Records to use

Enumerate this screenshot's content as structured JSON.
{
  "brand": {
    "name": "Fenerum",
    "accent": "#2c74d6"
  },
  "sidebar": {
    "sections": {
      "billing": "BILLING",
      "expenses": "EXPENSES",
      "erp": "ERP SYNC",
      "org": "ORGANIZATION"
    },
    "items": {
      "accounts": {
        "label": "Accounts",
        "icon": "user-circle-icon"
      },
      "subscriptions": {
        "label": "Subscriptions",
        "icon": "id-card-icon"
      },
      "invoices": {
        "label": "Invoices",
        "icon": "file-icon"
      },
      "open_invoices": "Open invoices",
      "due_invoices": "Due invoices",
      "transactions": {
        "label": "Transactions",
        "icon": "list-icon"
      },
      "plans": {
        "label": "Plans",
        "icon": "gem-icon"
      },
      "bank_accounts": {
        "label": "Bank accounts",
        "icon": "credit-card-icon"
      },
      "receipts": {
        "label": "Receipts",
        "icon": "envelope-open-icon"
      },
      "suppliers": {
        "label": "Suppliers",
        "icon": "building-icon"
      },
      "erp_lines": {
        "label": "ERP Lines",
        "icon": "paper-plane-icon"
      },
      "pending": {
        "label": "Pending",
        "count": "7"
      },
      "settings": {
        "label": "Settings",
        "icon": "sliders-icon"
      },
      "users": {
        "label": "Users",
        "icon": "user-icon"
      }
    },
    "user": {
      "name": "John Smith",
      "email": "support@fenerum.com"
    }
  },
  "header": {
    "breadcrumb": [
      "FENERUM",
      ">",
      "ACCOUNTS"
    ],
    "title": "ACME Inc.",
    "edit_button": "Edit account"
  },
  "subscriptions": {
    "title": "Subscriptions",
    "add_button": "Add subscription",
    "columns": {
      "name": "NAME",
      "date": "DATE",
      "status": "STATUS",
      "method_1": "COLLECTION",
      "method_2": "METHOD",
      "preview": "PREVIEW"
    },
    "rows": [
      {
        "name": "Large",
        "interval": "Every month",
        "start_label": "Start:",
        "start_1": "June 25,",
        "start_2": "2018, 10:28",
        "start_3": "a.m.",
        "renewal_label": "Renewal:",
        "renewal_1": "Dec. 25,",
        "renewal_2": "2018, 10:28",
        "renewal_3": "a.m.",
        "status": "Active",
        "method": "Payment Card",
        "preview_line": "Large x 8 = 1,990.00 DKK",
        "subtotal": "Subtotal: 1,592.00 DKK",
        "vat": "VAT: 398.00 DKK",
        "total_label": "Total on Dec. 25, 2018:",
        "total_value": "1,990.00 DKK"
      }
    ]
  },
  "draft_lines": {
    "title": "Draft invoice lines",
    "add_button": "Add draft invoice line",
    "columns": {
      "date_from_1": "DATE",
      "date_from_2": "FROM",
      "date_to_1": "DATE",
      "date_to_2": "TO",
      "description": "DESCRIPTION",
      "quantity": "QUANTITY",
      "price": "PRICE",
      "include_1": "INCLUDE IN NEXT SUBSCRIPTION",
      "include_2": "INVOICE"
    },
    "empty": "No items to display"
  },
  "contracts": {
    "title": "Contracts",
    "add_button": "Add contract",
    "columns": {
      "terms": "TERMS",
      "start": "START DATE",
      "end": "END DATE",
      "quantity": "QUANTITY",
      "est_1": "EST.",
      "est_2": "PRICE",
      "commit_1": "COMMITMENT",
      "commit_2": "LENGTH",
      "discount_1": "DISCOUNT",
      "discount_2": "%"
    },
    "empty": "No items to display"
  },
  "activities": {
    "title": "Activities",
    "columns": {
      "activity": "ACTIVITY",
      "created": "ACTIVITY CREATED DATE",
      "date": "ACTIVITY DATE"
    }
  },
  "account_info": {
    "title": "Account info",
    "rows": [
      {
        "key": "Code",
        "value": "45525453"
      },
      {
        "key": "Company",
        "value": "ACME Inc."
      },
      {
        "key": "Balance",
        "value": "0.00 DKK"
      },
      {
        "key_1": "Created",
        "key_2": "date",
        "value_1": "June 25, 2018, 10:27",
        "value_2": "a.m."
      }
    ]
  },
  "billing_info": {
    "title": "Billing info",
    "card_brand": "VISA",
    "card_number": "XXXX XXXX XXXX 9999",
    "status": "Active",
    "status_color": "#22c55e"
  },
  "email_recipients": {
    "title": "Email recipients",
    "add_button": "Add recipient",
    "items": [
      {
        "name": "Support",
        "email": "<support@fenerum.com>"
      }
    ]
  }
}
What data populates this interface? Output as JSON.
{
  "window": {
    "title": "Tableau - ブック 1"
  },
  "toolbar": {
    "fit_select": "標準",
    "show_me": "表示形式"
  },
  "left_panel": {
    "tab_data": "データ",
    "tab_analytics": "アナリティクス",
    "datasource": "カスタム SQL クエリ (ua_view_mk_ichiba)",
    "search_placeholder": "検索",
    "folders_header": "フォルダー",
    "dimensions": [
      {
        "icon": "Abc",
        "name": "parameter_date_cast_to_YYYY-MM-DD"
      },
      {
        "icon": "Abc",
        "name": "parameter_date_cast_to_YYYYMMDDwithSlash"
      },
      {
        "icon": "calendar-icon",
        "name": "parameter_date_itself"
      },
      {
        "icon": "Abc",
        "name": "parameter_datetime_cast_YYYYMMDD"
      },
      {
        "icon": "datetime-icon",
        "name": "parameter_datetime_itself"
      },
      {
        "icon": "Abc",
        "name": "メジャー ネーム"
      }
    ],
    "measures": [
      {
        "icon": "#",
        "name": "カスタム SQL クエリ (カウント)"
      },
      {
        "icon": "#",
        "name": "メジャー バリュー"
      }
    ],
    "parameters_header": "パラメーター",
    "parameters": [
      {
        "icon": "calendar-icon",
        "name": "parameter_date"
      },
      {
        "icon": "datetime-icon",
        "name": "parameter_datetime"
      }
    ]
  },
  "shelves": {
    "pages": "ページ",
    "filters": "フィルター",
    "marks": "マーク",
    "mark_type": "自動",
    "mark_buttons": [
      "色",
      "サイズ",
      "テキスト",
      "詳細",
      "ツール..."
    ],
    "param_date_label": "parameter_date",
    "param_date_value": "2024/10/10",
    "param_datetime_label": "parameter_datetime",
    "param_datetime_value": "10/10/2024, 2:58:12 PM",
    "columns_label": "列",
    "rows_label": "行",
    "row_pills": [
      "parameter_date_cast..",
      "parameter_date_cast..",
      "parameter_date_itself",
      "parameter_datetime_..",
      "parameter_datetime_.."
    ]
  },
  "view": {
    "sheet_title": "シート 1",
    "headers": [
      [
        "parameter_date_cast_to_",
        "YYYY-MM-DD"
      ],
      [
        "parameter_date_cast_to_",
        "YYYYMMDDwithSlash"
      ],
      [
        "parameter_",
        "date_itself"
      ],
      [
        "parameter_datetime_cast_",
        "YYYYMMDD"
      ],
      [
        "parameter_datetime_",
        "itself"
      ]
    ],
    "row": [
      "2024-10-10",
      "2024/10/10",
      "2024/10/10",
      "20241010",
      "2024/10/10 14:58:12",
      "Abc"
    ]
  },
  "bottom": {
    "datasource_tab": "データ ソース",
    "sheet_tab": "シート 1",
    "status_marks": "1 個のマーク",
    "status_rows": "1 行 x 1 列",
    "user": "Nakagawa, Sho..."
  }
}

What is asked
Transcribe every entry exactly.

Result of this exercise
Enumerate this screenshot's content as structured JSON.
{
  "brand": {
    "name": "Fenerum",
    "accent": "#2c74d6"
  },
  "sidebar": {
    "sections": {
      "billing": "BILLING",
      "expenses": "EXPENSES",
      "erp": "ERP SYNC",
      "org": "ORGANIZATION"
    },
    "items": {
      "accounts": {
        "label": "Accounts",
        "icon": "user-circle-icon"
      },
      "subscriptions": {
        "label": "Subscriptions",
        "icon": "id-card-icon"
      },
      "invoices": {
        "label": "Invoices",
        "icon": "file-icon"
      },
      "open_invoices": "Open invoices",
      "due_invoices": "Due invoices",
      "transactions": {
        "label": "Transactions",
        "icon": "list-icon"
      },
      "plans": {
        "label": "Plans",
        "icon": "gem-icon"
      },
      "bank_accounts": {
        "label": "Bank accounts",
        "icon": "credit-card-icon"
      },
      "receipts": {
        "label": "Receipts",
        "icon": "envelope-open-icon"
      },
      "suppliers": {
        "label": "Suppliers",
        "icon": "building-icon"
      },
      "erp_lines": {
        "label": "ERP Lines",
        "icon": "paper-plane-icon"
      },
      "pending": {
        "label": "Pending",
        "count": "7"
      },
      "settings": {
        "label": "Settings",
        "icon": "sliders-icon"
      },
      "users": {
        "label": "Users",
        "icon": "user-icon"
      }
    },
    "user": {
      "name": "John Smith",
      "email": "support@fenerum.com"
    }
  },
  "header": {
    "breadcrumb": [
      "FENERUM",
      ">",
      "ACCOUNTS"
    ],
    "title": "ACME Inc.",
    "edit_button": "Edit account"
  },
  "subscriptions": {
    "title": "Subscriptions",
    "add_button": "Add subscription",
    "columns": {
      "name": "NAME",
      "date": "DATE",
      "status": "STATUS",
      "method_1": "COLLECTION",
      "method_2": "METHOD",
      "preview": "PREVIEW"
    },
    "rows": [
      {
        "name": "Large",
        "interval": "Every month",
        "start_label": "Start:",
        "start_1": "June 25,",
        "start_2": "2018, 10:28",
        "start_3": "a.m.",
        "renewal_label": "Renewal:",
        "renewal_1": "Dec. 25,",
        "renewal_2": "2018, 10:28",
        "renewal_3": "a.m.",
        "status": "Active",
        "method": "Payment Card",
        "preview_line": "Large x 8 = 1,990.00 DKK",
        "subtotal": "Subtotal: 1,592.00 DKK",
        "vat": "VAT: 398.00 DKK",
        "total_label": "Total on Dec. 25, 2018:",
        "total_value": "1,990.00 DKK"
      }
    ]
  },
  "draft_lines": {
    "title": "Draft invoice lines",
    "add_button": "Add draft invoice line",
    "columns": {
      "date_from_1": "DATE",
      "date_from_2": "FROM",
      "date_to_1": "DATE",
      "date_to_2": "TO",
      "description": "DESCRIPTION",
      "quantity": "QUANTITY",
      "price": "PRICE",
      "include_1": "INCLUDE IN NEXT SUBSCRIPTION",
      "include_2": "INVOICE"
    },
    "empty": "No items to display"
  },
  "contracts": {
    "title": "Contracts",
    "add_button": "Add contract",
    "columns": {
      "terms": "TERMS",
      "start": "START DATE",
      "end": "END DATE",
      "quantity": "QUANTITY",
      "est_1": "EST.",
      "est_2": "PRICE",
      "commit_1": "COMMITMENT",
      "commit_2": "LENGTH",
      "discount_1": "DISCOUNT",
      "discount_2": "%"
    },
    "empty": "No items to display"
  },
  "activities": {
    "title": "Activities",
    "columns": {
      "activity": "ACTIVITY",
      "created": "ACTIVITY CREATED DATE",
      "date": "ACTIVITY DATE"
    }
  },
  "account_info": {
    "title": "Account info",
    "rows": [
      {
        "key": "Code",
        "value": "45525453"
      },
      {
        "key": "Company",
        "value": "ACME Inc."
      },
      {
        "key": "Balance",
        "value": "0.00 DKK"
      },
      {
        "key_1": "Created",
        "key_2": "date",
        "value_1": "June 25, 2018, 10:27",
        "value_2": "a.m."
      }
    ]
  },
  "billing_info": {
    "title": "Billing info",
    "card_brand": "VISA",
    "card_number": "XXXX XXXX XXXX 9999",
    "status": "Active",
    "status_color": "#22c55e"
  },
  "email_recipients": {
    "title": "Email recipients",
    "add_button": "Add recipient",
    "items": [
      {
        "name": "Support",
        "email": "<support@fenerum.com>"
      }
    ]
  }
}
What data populates this interface? Output as JSON.
{
  "window": {
    "title": "Tableau - ブック 1"
  },
  "toolbar": {
    "fit_select": "標準",
    "show_me": "表示形式"
  },
  "left_panel": {
    "tab_data": "データ",
    "tab_analytics": "アナリティクス",
    "datasource": "カスタム SQL クエリ (ua_view_mk_ichiba)",
    "search_placeholder": "検索",
    "folders_header": "フォルダー",
    "dimensions": [
      {
        "icon": "Abc",
        "name": "parameter_date_cast_to_YYYY-MM-DD"
      },
      {
        "icon": "Abc",
        "name": "parameter_date_cast_to_YYYYMMDDwithSlash"
      },
      {
        "icon": "calendar-icon",
        "name": "parameter_date_itself"
      },
      {
        "icon": "Abc",
        "name": "parameter_datetime_cast_YYYYMMDD"
      },
      {
        "icon": "datetime-icon",
        "name": "parameter_datetime_itself"
      },
      {
        "icon": "Abc",
        "name": "メジャー ネーム"
      }
    ],
    "measures": [
      {
        "icon": "#",
        "name": "カスタム SQL クエリ (カウント)"
      },
      {
        "icon": "#",
        "name": "メジャー バリュー"
      }
    ],
    "parameters_header": "パラメーター",
    "parameters": [
      {
        "icon": "calendar-icon",
        "name": "parameter_date"
      },
      {
        "icon": "datetime-icon",
        "name": "parameter_datetime"
      }
    ]
  },
  "shelves": {
    "pages": "ページ",
    "filters": "フィルター",
    "marks": "マーク",
    "mark_type": "自動",
    "mark_buttons": [
      "色",
      "サイズ",
      "テキスト",
      "詳細",
      "ツール..."
    ],
    "param_date_label": "parameter_date",
    "param_date_value": "2024/10/10",
    "param_datetime_label": "parameter_datetime",
    "param_datetime_value": "10/10/2024, 2:58:12 PM",
    "columns_label": "列",
    "rows_label": "行",
    "row_pills": [
      "parameter_date_cast..",
      "parameter_date_cast..",
      "parameter_date_itself",
      "parameter_datetime_..",
      "parameter_datetime_.."
    ]
  },
  "view": {
    "sheet_title": "シート 1",
    "headers": [
      [
        "parameter_date_cast_to_",
        "YYYY-MM-DD"
      ],
      [
        "parameter_date_cast_to_",
        "YYYYMMDDwithSlash"
      ],
      [
        "parameter_",
        "date_itself"
      ],
      [
        "parameter_datetime_cast_",
        "YYYYMMDD"
      ],
      [
        "parameter_datetime_",
        "itself"
      ]
    ],
    "row": [
      "2024-10-10",
      "2024/10/10",
      "2024/10/10",
      "20241010",
      "2024/10/10 14:58:12",
      "Abc"
    ]
  },
  "bottom": {
    "datasource_tab": "データ ソース",
    "sheet_tab": "シート 1",
    "status_marks": "1 個のマーク",
    "status_rows": "1 行 x 1 列",
    "user": "Nakagawa, Sho..."
  }
}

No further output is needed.